### [What this task involves]
From the line with "Type out the text in this image." to the final line of the records, reproduce every line exactly and only those lines.
[start Data for the task]
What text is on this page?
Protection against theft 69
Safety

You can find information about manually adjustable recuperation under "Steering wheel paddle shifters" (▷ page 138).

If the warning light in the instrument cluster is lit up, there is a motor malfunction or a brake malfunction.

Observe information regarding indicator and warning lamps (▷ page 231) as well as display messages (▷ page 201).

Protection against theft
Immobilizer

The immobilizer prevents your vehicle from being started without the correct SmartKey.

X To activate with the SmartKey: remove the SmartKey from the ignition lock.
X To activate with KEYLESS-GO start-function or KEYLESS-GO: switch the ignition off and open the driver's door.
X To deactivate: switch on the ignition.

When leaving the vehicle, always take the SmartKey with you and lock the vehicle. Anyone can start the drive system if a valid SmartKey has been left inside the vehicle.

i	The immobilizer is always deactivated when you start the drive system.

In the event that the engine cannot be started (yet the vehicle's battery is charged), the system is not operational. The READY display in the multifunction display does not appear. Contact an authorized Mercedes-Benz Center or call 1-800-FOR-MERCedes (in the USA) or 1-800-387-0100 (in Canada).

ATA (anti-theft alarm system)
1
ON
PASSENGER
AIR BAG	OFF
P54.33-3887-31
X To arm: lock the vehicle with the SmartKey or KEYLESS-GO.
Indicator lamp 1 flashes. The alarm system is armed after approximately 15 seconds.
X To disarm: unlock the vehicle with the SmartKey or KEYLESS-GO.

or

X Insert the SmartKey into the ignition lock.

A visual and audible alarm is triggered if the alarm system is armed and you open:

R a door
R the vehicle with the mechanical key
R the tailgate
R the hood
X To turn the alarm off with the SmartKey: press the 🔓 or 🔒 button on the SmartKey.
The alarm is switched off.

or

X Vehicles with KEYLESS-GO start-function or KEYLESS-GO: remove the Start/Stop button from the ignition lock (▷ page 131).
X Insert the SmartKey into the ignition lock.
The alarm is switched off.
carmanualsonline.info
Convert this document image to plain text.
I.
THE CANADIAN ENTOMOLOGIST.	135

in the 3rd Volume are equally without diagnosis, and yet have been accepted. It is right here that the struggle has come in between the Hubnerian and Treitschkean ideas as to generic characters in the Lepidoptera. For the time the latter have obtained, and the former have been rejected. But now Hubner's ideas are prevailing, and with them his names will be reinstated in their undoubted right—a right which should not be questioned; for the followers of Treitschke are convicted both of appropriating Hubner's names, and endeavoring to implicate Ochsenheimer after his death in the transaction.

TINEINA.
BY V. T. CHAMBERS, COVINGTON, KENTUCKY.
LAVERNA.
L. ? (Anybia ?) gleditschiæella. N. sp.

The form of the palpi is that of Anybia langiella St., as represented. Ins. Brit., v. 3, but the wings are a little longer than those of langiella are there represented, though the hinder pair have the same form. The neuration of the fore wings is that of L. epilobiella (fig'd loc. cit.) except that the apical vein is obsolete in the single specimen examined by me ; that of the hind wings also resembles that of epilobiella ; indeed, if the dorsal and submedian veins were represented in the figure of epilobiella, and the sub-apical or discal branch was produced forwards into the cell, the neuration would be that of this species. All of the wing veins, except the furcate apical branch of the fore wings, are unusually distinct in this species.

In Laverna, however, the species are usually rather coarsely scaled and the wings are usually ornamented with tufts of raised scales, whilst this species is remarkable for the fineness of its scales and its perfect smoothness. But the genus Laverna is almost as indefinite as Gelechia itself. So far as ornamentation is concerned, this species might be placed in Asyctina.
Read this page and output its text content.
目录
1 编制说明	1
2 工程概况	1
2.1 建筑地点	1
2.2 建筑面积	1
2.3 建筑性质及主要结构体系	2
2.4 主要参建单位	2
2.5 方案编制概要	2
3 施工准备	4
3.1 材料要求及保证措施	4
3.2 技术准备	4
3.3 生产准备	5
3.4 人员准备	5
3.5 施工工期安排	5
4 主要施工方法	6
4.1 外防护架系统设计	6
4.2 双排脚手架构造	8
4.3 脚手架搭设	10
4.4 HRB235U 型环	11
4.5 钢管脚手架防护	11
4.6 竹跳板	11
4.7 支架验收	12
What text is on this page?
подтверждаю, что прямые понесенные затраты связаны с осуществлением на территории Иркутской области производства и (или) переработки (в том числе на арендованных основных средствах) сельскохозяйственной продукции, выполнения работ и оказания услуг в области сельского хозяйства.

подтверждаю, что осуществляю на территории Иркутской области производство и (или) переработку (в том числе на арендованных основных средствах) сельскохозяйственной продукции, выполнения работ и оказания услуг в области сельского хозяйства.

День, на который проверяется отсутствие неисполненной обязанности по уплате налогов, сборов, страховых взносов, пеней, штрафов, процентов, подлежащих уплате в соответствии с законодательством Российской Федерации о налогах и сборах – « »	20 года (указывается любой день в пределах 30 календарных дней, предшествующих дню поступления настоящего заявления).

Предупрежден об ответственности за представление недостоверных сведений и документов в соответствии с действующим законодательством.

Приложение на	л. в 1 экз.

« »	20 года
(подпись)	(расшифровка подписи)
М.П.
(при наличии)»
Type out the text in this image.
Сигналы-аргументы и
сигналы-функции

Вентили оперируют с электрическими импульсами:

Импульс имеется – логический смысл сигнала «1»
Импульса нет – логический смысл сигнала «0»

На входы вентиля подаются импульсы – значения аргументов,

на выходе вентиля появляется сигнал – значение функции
[end Data for the task]
### [Solution below]
Type out the text in this image.
Сигналы-аргументы и
сигналы-функции

Вентили оперируют с электрическими импульсами:

Импульс имеется – логический смысл сигнала «1»
Импульса нет – логический смысл сигнала «0»

На входы вентиля подаются импульсы – значения аргументов,

на выходе вентиля появляется сигнал – значение функции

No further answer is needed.